## Work to be completed
Reproduce word for word the stretch of the records below that opens with the line containing "training-guide-link[interactable]: 训练指导 xyxy=(278,37,314,50)" and closes with the line containing "tile-subtitle: 开始训练？快来这里看看吧 xyxy=(81,216,159,224)", both of those lines included.

BEGIN Source data

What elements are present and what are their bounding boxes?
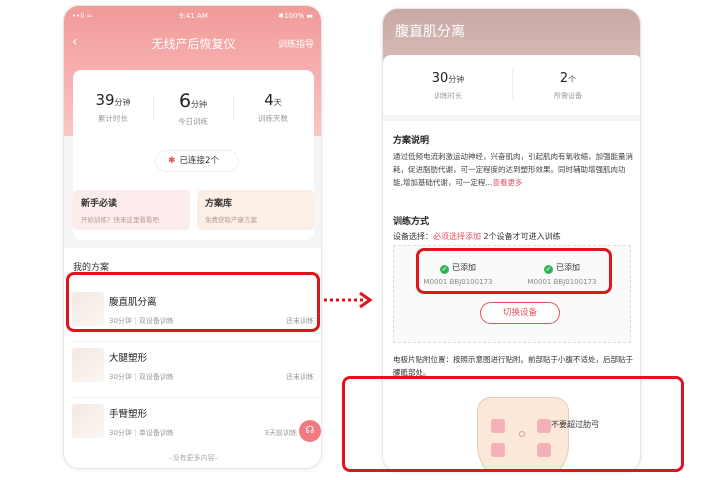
training-guide-link[interactable]: 训练指导 xyxy=(278,37,314,50)
beginner-guide-tile[interactable]: 新手必读 开始训练？快来这里看看吧 xyxy=(73,190,190,230)
stat-label: 今日训练 xyxy=(178,117,208,126)
tile-subtitle: 开始训练？快来这里看看吧 xyxy=(81,216,159,224)
headset-icon[interactable]: ☊ xyxy=(299,420,321,442)
stat-unit: 分钟 xyxy=(191,100,208,109)
device-select-hint: 设备选择：必须选择添加 2个设备才可进入训练 xyxy=(393,231,561,242)
stat-value: 39 xyxy=(95,91,115,109)
plan-item-thigh[interactable]: 大腿塑形 30分钟｜双设备训练 还未训练 xyxy=(64,342,321,398)
stat-value: 4 xyxy=(264,91,274,109)
bluetooth-icon: ✱ xyxy=(168,156,176,166)
connection-badge[interactable]: ✱ 已连接2个 xyxy=(155,150,239,172)
section-title: 方案说明 xyxy=(393,136,430,146)
plan-meta: 30分钟｜单设备训练 xyxy=(109,429,174,437)
stat-today: 6分钟 今日训练 xyxy=(153,90,233,127)
nav-bar: ‹ 无线产后恢复仪 训练指导 xyxy=(64,33,321,53)
plan-meta: 30分钟｜双设备训练 xyxy=(109,373,174,381)
stat-devices: 2个 所需设备 xyxy=(518,67,618,101)
select-suffix: 2个设备才可进入训练 xyxy=(481,232,561,241)
tile-title: 方案库 xyxy=(205,199,233,209)
stat-unit: 天 xyxy=(273,98,282,107)
stat-days: 4天 训练天数 xyxy=(233,90,313,124)
view-more-link[interactable]: 查看更多 xyxy=(493,178,523,187)
stat-duration: 30分钟 训练时长 xyxy=(398,67,498,101)
plan-state: 3天前训练 xyxy=(264,429,297,437)
highlight-box-devices xyxy=(416,248,612,294)
page-title: 腹直肌分离 xyxy=(395,24,465,40)
highlight-box-plan xyxy=(66,272,320,332)
tile-subtitle: 免费获取产康方案 xyxy=(205,216,257,224)
stat-unit: 个 xyxy=(568,75,577,84)
plan-name: 手臂塑形 xyxy=(109,409,148,420)
detail-stats-card: 30分钟 训练时长 2个 所需设备 xyxy=(383,55,640,115)
divider xyxy=(512,69,513,99)
plan-item-arm[interactable]: 手臂塑形 30分钟｜单设备训练 3天前训练 xyxy=(64,398,321,454)
stat-unit: 分钟 xyxy=(114,98,131,107)
stat-unit: 分钟 xyxy=(448,75,465,84)
plan-name: 大腿塑形 xyxy=(109,353,148,364)
stat-value: 2 xyxy=(559,71,569,86)
no-more-content: –没有更多内容– xyxy=(169,454,218,462)
stat-label: 训练时长 xyxy=(434,92,462,100)
stat-value: 6 xyxy=(178,90,192,112)
connection-label: 已连接2个 xyxy=(179,156,219,166)
stat-total-time: 39分钟 累计时长 xyxy=(73,90,153,124)
select-required: 必须选择添加 xyxy=(433,232,481,241)
switch-device-button[interactable]: 切换设备 xyxy=(480,302,560,324)
plan-description: 通过低频电流刺激运动神经，兴奋肌肉，引起肌肉有氧收缩，加强能量消耗，促进脂肪代谢… xyxy=(393,150,633,189)
stat-value: 30 xyxy=(431,71,449,86)
plan-thumbnail xyxy=(72,348,104,382)
stat-label: 所需设备 xyxy=(554,92,582,100)
stat-label: 训练天数 xyxy=(258,114,288,123)
highlight-box-diagram xyxy=(342,376,684,472)
phone-home-screen: ••ll ≈ 9:41 AM ✱100% ▬ ‹ 无线产后恢复仪 训练指导 39… xyxy=(63,5,322,469)
plan-thumbnail xyxy=(72,404,104,438)
tile-title: 新手必读 xyxy=(81,199,118,209)
plan-library-tile[interactable]: 方案库 免费获取产康方案 xyxy=(197,190,314,230)
section-title: 训练方式 xyxy=(393,217,430,227)
plan-state: 还未训练 xyxy=(286,373,314,381)
summary-card: 39分钟 累计时长 6分钟 今日训练 4天 训练天数 ✱ 已连接2个 新手必读 开… xyxy=(73,70,314,240)
battery-icon: ✱100% ▬ xyxy=(278,12,313,20)
arrow-right-icon xyxy=(324,291,373,309)
stat-label: 累计时长 xyxy=(98,114,128,123)
select-prefix: 设备选择： xyxy=(393,232,433,241)
status-bar: ••ll ≈ 9:41 AM ✱100% ▬ xyxy=(64,12,321,24)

END Source data

## Task solution
training-guide-link[interactable]: 训练指导 xyxy=(278,37,314,50)
beginner-guide-tile[interactable]: 新手必读 开始训练？快来这里看看吧 xyxy=(73,190,190,230)
stat-label: 今日训练 xyxy=(178,117,208,126)
tile-subtitle: 开始训练？快来这里看看吧 xyxy=(81,216,159,224)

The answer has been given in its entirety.